* _WRITTEN PROBLEM_
Print the entries that appear below, exactly as written and without their pictures.

===== EXTRACTED RECORDS

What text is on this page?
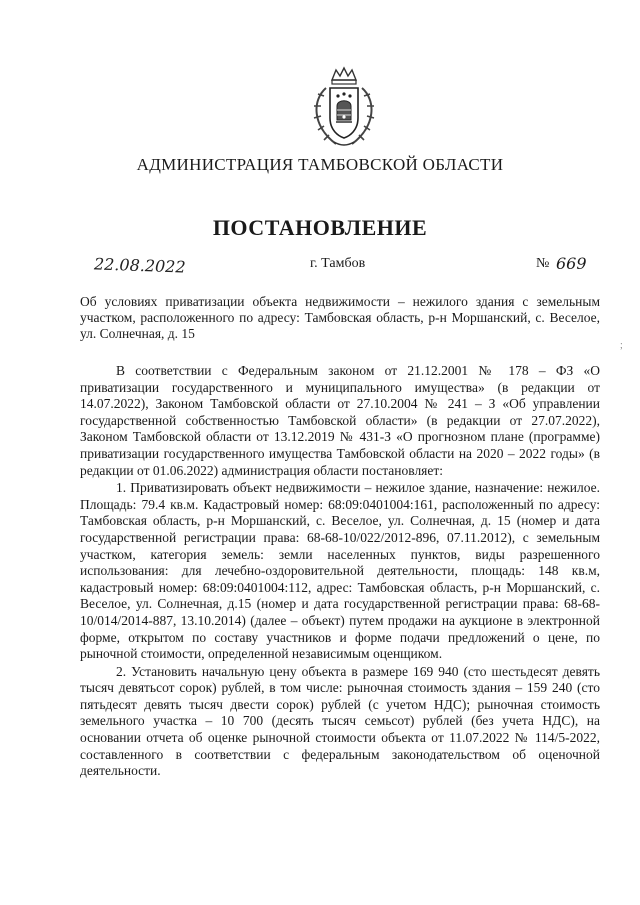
АДМИНИСТРАЦИЯ ТАМБОВСКОЙ ОБЛАСТИ
ПОСТАНОВЛЕНИЕ
22.08.2022	г. Тамбов	№ 669
Об условиях приватизации объекта недвижимости – нежилого здания с земельным участком, расположенного по адресу: Тамбовская область, р-н Моршанский, с. Веселое, ул. Солнечная, д. 15
;

В соответствии с Федеральным законом от 21.12.2001 № 178 – ФЗ «О приватизации государственного и муниципального имущества» (в редакции от 14.07.2022), Законом Тамбовской области от 27.10.2004 № 241 – З «Об управлении государственной собственностью Тамбовской области» (в редакции от 27.07.2022), Законом Тамбовской области от 13.12.2019 № 431-З «О прогнозном плане (программе) приватизации государственного имущества Тамбовской области на 2020 – 2022 годы» (в редакции от 01.06.2022) администрация области постановляет:

1. Приватизировать объект недвижимости – нежилое здание, назначение: нежилое. Площадь: 79.4 кв.м. Кадастровый номер: 68:09:0401004:161, расположенный по адресу: Тамбовская область, р-н Моршанский, с. Веселое, ул. Солнечная, д. 15 (номер и дата государственной регистрации права: 68-68-10/022/2012-896, 07.11.2012), с земельным участком, категория земель: земли населенных пунктов, виды разрешенного использования: для лечебно-оздоровительной деятельности, площадь: 148 кв.м, кадастровый номер: 68:09:0401004:112, адрес: Тамбовская область, р-н Моршанский, с. Веселое, ул. Солнечная, д.15 (номер и дата государственной регистрации права: 68-68-10/014/2014-887, 13.10.2014) (далее – объект) путем продажи на аукционе в электронной форме, открытом по составу участников и форме подачи предложений о цене, по рыночной стоимости, определенной независимым оценщиком.

2. Установить начальную цену объекта в размере 169 940 (сто шестьдесят девять тысяч девятьсот сорок) рублей, в том числе: рыночная стоимость здания – 159 240 (сто пятьдесят девять тысяч двести сорок) рублей (с учетом НДС); рыночная стоимость земельного участка – 10 700 (десять тысяч семьсот) рублей (без учета НДС), на основании отчета об оценке рыночной стоимости объекта от 11.07.2022 № 114/5-2022, составленного в соответствии с федеральным законодательством об оценочной деятельности.
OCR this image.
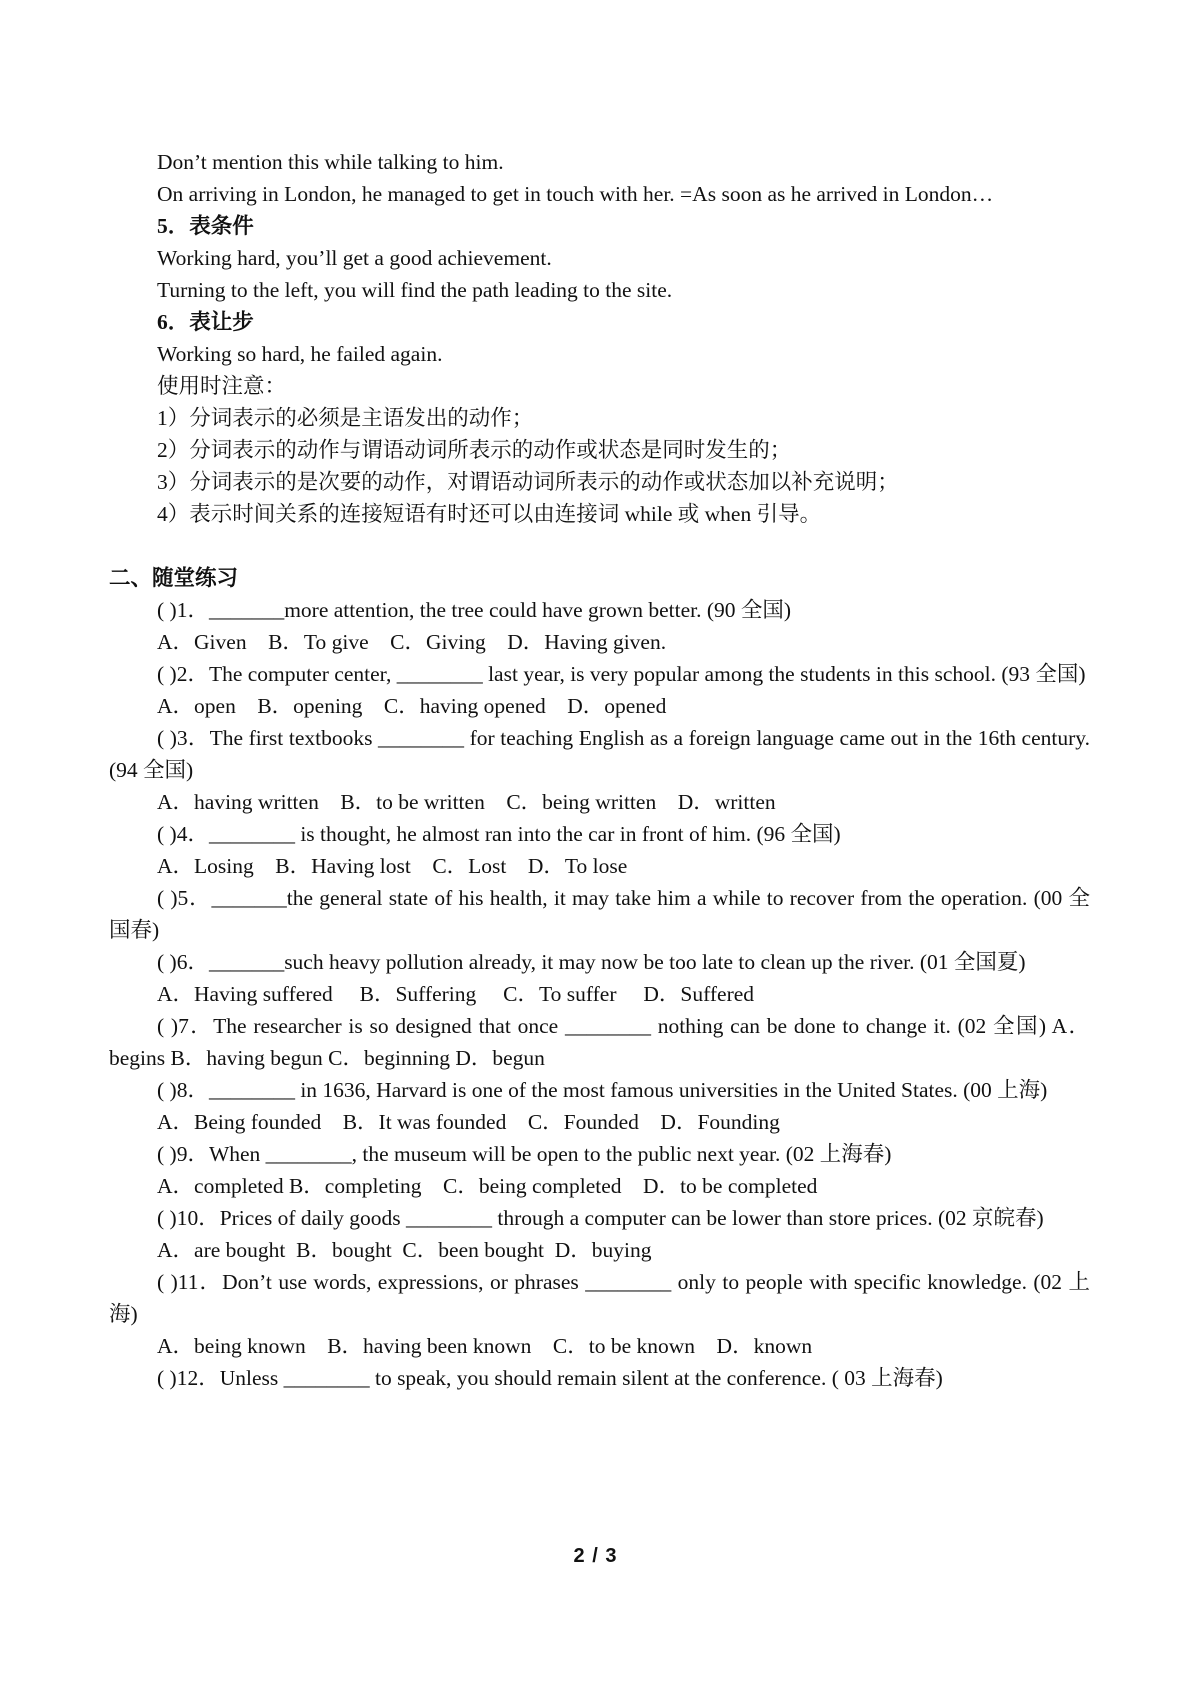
Don’t mention this while talking to him.

On arriving in London, he managed to get in touch with her. =As soon as he arrived in London…

5．表条件

Working hard, you’ll get a good achievement.

Turning to the left, you will find the path leading to the site.

6．表让步

Working so hard, he failed again.

使用时注意：

1）分词表示的必须是主语发出的动作；

2）分词表示的动作与谓语动词所表示的动作或状态是同时发生的；

3）分词表示的是次要的动作，对谓语动词所表示的动作或状态加以补充说明；

4）表示时间关系的连接短语有时还可以由连接词 while 或 when 引导。

二、随堂练习

( )1．_______more attention, the tree could have grown better. (90 全国)

A．Given    B．To give    C．Giving    D．Having given.

( )2．The computer center, ________ last year, is very popular among the students in this school. (93 全国)

A．open    B．opening    C．having opened    D．opened

( )3．The first textbooks ________ for teaching English as a foreign language came out in the 16th century. (94 全国)

A．having written    B．to be written    C．being written    D．written

( )4．________ is thought, he almost ran into the car in front of him. (96 全国)

A．Losing    B．Having lost    C．Lost    D．To lose

( )5．_______the general state of his health, it may take him a while to recover from the operation. (00 全国春)

( )6．_______such heavy pollution already, it may now be too late to clean up the river. (01 全国夏)

A．Having suffered     B．Suffering     C．To suffer     D．Suffered

( )7．The researcher is so designed that once ________ nothing can be done to change it. (02 全国) A．begins B．having begun C．beginning D．begun

( )8．________ in 1636, Harvard is one of the most famous universities in the United States. (00 上海)

A．Being founded    B．It was founded    C．Founded    D．Founding

( )9．When ________, the museum will be open to the public next year. (02 上海春)

A．completed B．completing    C．being completed    D．to be completed

( )10．Prices of daily goods ________ through a computer can be lower than store prices. (02 京皖春)

A．are bought  B．bought  C．been bought  D．buying

( )11．Don’t use words, expressions, or phrases ________ only to people with specific knowledge. (02 上海)

A．being known    B．having been known    C．to be known    D．known

( )12．Unless ________ to speak, you should remain silent at the conference. ( 03 上海春)

2 / 3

==========

* _SOLUTION_
What text is on this page?
АДМИНИСТРАЦИЯ ТАМБОВСКОЙ ОБЛАСТИ
ПОСТАНОВЛЕНИЕ
22.08.2022	г. Тамбов	№ 669
Об условиях приватизации объекта недвижимости – нежилого здания с земельным участком, расположенного по адресу: Тамбовская область, р-н Моршанский, с. Веселое, ул. Солнечная, д. 15
;

В соответствии с Федеральным законом от 21.12.2001 № 178 – ФЗ «О приватизации государственного и муниципального имущества» (в редакции от 14.07.2022), Законом Тамбовской области от 27.10.2004 № 241 – З «Об управлении государственной собственностью Тамбовской области» (в редакции от 27.07.2022), Законом Тамбовской области от 13.12.2019 № 431-З «О прогнозном плане (программе) приватизации государственного имущества Тамбовской области на 2020 – 2022 годы» (в редакции от 01.06.2022) администрация области постановляет:

1. Приватизировать объект недвижимости – нежилое здание, назначение: нежилое. Площадь: 79.4 кв.м. Кадастровый номер: 68:09:0401004:161, расположенный по адресу: Тамбовская область, р-н Моршанский, с. Веселое, ул. Солнечная, д. 15 (номер и дата государственной регистрации права: 68-68-10/022/2012-896, 07.11.2012), с земельным участком, категория земель: земли населенных пунктов, виды разрешенного использования: для лечебно-оздоровительной деятельности, площадь: 148 кв.м, кадастровый номер: 68:09:0401004:112, адрес: Тамбовская область, р-н Моршанский, с. Веселое, ул. Солнечная, д.15 (номер и дата государственной регистрации права: 68-68-10/014/2014-887, 13.10.2014) (далее – объект) путем продажи на аукционе в электронной форме, открытом по составу участников и форме подачи предложений о цене, по рыночной стоимости, определенной независимым оценщиком.

2. Установить начальную цену объекта в размере 169 940 (сто шестьдесят девять тысяч девятьсот сорок) рублей, в том числе: рыночная стоимость здания – 159 240 (сто пятьдесят девять тысяч двести сорок) рублей (с учетом НДС); рыночная стоимость земельного участка – 10 700 (десять тысяч семьсот) рублей (без учета НДС), на основании отчета об оценке рыночной стоимости объекта от 11.07.2022 № 114/5-2022, составленного в соответствии с федеральным законодательством об оценочной деятельности.
OCR this image.
Don’t mention this while talking to him.

On arriving in London, he managed to get in touch with her. =As soon as he arrived in London…

5．表条件

Working hard, you’ll get a good achievement.

Turning to the left, you will find the path leading to the site.

6．表让步

Working so hard, he failed again.

使用时注意：

1）分词表示的必须是主语发出的动作；

2）分词表示的动作与谓语动词所表示的动作或状态是同时发生的；

3）分词表示的是次要的动作，对谓语动词所表示的动作或状态加以补充说明；

4）表示时间关系的连接短语有时还可以由连接词 while 或 when 引导。

二、随堂练习

( )1．_______more attention, the tree could have grown better. (90 全国)

A．Given    B．To give    C．Giving    D．Having given.

( )2．The computer center, ________ last year, is very popular among the students in this school. (93 全国)

A．open    B．opening    C．having opened    D．opened

( )3．The first textbooks ________ for teaching English as a foreign language came out in the 16th century. (94 全国)

A．having written    B．to be written    C．being written    D．written

( )4．________ is thought, he almost ran into the car in front of him. (96 全国)

A．Losing    B．Having lost    C．Lost    D．To lose

( )5．_______the general state of his health, it may take him a while to recover from the operation. (00 全国春)

( )6．_______such heavy pollution already, it may now be too late to clean up the river. (01 全国夏)

A．Having suffered     B．Suffering     C．To suffer     D．Suffered

( )7．The researcher is so designed that once ________ nothing can be done to change it. (02 全国) A．begins B．having begun C．beginning D．begun

( )8．________ in 1636, Harvard is one of the most famous universities in the United States. (00 上海)

A．Being founded    B．It was founded    C．Founded    D．Founding

( )9．When ________, the museum will be open to the public next year. (02 上海春)

A．completed B．completing    C．being completed    D．to be completed

( )10．Prices of daily goods ________ through a computer can be lower than store prices. (02 京皖春)

A．are bought  B．bought  C．been bought  D．buying

( )11．Don’t use words, expressions, or phrases ________ only to people with specific knowledge. (02 上海)

A．being known    B．having been known    C．to be known    D．known

( )12．Unless ________ to speak, you should remain silent at the conference. ( 03 上海春)

2 / 3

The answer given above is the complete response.